>> begin

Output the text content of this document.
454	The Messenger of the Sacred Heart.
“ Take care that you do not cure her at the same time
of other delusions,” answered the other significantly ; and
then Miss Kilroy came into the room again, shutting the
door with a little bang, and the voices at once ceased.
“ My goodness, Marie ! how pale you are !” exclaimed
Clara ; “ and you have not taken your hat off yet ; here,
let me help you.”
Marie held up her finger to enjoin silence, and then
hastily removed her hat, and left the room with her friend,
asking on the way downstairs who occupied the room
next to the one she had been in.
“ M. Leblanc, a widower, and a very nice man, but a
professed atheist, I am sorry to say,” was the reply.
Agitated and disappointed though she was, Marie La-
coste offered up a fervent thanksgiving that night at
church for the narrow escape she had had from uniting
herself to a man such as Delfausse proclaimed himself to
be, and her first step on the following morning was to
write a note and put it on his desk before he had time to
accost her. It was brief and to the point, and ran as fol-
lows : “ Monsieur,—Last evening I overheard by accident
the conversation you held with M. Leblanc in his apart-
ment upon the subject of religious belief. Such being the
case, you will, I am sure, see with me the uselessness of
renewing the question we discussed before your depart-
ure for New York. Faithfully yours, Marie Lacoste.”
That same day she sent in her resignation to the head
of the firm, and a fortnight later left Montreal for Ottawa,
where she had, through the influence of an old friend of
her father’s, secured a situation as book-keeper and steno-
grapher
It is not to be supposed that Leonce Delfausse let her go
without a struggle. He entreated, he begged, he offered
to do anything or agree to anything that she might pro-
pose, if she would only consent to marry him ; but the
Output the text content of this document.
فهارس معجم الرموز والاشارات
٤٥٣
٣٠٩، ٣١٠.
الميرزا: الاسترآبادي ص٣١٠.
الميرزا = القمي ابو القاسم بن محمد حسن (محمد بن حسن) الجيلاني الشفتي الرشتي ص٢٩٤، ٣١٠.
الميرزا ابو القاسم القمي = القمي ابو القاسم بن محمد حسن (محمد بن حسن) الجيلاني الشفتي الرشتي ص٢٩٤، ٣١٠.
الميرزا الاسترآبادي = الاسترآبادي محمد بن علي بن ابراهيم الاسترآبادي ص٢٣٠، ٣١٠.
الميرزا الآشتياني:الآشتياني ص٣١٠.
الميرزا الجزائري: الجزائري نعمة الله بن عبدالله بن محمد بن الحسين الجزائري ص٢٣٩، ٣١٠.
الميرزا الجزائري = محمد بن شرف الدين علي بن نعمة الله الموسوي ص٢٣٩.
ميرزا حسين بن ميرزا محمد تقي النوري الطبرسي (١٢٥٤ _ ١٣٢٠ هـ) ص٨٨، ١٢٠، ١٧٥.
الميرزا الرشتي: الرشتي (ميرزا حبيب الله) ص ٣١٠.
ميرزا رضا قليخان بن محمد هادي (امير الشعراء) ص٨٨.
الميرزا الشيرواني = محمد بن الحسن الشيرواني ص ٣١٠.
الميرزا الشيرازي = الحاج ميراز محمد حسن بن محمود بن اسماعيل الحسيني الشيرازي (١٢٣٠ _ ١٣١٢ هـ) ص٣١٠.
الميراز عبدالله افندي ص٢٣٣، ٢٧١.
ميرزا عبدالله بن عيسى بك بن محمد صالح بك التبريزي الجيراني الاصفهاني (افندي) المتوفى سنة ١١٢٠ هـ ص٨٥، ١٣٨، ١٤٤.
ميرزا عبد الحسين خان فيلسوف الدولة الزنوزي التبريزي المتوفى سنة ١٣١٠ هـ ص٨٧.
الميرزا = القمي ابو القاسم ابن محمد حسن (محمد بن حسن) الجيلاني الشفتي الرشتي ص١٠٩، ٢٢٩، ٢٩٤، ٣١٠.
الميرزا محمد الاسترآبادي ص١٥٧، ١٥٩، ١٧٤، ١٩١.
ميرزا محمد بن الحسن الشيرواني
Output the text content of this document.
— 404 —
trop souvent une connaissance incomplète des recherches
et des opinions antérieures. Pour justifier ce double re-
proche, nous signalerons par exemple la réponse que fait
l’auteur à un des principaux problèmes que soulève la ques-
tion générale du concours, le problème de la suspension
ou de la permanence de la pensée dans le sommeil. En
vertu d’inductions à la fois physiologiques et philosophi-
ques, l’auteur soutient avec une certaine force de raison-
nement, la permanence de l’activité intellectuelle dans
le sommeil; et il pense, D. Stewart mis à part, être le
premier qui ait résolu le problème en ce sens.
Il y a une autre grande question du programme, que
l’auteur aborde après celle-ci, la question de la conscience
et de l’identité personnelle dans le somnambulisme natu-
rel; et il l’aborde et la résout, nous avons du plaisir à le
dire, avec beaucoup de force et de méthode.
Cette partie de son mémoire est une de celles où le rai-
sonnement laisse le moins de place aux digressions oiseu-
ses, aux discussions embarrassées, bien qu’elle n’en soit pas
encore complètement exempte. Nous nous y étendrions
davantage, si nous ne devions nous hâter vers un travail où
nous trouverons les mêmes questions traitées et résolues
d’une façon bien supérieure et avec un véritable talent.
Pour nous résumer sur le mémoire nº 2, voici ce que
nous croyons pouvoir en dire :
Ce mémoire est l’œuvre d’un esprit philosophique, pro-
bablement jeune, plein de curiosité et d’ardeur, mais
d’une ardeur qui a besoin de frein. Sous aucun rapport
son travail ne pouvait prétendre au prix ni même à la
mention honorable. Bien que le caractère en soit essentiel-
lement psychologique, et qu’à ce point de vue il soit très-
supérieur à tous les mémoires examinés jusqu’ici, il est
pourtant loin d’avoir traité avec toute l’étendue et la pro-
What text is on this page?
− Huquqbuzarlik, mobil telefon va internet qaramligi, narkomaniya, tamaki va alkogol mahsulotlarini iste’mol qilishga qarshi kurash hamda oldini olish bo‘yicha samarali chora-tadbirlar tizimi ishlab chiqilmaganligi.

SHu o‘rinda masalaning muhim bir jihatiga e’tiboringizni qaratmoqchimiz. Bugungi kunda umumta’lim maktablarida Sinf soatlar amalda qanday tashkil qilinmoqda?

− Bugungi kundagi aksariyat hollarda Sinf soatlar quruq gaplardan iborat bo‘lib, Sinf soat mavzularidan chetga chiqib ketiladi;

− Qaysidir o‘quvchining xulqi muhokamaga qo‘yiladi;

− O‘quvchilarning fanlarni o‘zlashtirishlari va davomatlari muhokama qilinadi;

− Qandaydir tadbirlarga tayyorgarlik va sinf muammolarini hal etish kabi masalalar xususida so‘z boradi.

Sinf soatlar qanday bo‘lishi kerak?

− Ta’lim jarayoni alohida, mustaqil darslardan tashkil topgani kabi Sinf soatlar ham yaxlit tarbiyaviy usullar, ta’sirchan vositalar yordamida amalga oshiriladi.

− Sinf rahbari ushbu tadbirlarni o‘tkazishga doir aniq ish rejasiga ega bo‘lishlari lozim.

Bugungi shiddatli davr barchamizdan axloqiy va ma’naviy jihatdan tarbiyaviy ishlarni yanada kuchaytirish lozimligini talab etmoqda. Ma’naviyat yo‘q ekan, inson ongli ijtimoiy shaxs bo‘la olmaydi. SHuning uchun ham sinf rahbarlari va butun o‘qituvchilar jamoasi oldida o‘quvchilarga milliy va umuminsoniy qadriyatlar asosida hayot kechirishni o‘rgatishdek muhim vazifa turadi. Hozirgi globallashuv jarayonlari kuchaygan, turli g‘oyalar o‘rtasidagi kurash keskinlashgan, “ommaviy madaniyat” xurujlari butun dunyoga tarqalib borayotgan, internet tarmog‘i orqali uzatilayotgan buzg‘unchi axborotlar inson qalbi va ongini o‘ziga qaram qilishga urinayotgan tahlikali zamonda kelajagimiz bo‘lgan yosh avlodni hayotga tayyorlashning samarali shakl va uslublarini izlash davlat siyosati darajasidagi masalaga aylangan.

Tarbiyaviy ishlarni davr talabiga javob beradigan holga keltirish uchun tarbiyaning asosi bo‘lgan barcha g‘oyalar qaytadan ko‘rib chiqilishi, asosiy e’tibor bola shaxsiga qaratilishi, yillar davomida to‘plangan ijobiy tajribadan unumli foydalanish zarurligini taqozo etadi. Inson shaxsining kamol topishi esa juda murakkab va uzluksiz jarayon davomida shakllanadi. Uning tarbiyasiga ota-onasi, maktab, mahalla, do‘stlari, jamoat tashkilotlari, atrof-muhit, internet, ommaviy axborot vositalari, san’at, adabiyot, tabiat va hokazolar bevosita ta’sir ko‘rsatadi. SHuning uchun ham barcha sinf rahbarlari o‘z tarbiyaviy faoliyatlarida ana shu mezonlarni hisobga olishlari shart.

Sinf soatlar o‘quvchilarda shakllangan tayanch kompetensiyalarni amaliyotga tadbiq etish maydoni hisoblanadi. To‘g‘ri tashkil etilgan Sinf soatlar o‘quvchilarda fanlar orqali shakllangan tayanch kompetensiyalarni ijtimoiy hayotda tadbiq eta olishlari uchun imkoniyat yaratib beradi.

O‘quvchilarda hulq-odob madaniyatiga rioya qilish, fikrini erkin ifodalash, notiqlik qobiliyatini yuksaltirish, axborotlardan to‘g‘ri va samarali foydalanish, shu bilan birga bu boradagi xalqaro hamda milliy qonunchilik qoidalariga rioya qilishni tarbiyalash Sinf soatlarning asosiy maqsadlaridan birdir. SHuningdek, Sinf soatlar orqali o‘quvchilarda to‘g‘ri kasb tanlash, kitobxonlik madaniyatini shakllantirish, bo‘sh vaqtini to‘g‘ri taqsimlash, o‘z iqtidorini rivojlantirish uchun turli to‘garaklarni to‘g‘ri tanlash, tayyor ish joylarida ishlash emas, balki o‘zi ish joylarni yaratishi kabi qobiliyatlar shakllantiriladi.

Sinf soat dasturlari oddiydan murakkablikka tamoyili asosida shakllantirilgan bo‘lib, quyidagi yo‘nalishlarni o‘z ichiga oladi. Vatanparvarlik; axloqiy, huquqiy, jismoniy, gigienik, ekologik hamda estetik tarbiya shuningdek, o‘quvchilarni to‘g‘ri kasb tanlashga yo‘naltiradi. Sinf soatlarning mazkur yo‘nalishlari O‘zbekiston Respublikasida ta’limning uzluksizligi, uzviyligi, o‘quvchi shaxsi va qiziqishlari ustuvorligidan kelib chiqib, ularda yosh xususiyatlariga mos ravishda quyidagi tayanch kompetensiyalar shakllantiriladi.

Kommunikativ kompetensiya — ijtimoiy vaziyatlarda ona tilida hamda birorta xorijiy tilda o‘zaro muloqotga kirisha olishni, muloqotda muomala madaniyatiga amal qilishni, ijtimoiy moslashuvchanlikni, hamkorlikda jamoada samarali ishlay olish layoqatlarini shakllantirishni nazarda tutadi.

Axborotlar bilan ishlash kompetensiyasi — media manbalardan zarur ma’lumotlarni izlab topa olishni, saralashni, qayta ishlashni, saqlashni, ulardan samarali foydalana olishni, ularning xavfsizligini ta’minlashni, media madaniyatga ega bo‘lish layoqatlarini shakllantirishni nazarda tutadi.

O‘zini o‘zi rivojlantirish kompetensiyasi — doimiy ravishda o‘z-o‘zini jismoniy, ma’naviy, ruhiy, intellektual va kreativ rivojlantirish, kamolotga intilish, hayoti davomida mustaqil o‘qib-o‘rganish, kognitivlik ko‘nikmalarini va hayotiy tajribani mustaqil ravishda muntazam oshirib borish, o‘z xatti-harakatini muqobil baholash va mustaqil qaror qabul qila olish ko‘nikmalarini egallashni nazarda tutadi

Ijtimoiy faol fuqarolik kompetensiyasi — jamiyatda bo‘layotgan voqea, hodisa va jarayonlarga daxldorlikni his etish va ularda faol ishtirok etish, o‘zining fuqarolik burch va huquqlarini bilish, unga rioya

>> end

- **Aim**:
Collect every line above that contains the word "rioya".

- **Solution to the exercise**:
O‘quvchilarda hulq-odob madaniyatiga rioya qilish, fikrini erkin ifodalash, notiqlik qobiliyatini yuksaltirish, axborotlardan to‘g‘ri va samarali foydalanish, shu bilan birga bu boradagi xalqaro hamda milliy qonunchilik qoidalariga rioya qilishni tarbiyalash Sinf soatlarning asosiy maqsadlaridan birdir. SHuningdek, Sinf soatlar orqali o‘quvchilarda to‘g‘ri kasb tanlash, kitobxonlik madaniyatini shakllantirish, bo‘sh vaqtini to‘g‘ri taqsimlash, o‘z iqtidorini rivojlantirish uchun turli to‘garaklarni to‘g‘ri tanlash, tayyor ish joylarida ishlash emas, balki o‘zi ish joylarni yaratishi kabi qobiliyatlar shakllantiriladi.
Ijtimoiy faol fuqarolik kompetensiyasi — jamiyatda bo‘layotgan voqea, hodisa va jarayonlarga daxldorlikni his etish va ularda faol ishtirok etish, o‘zining fuqarolik burch va huquqlarini bilish, unga rioya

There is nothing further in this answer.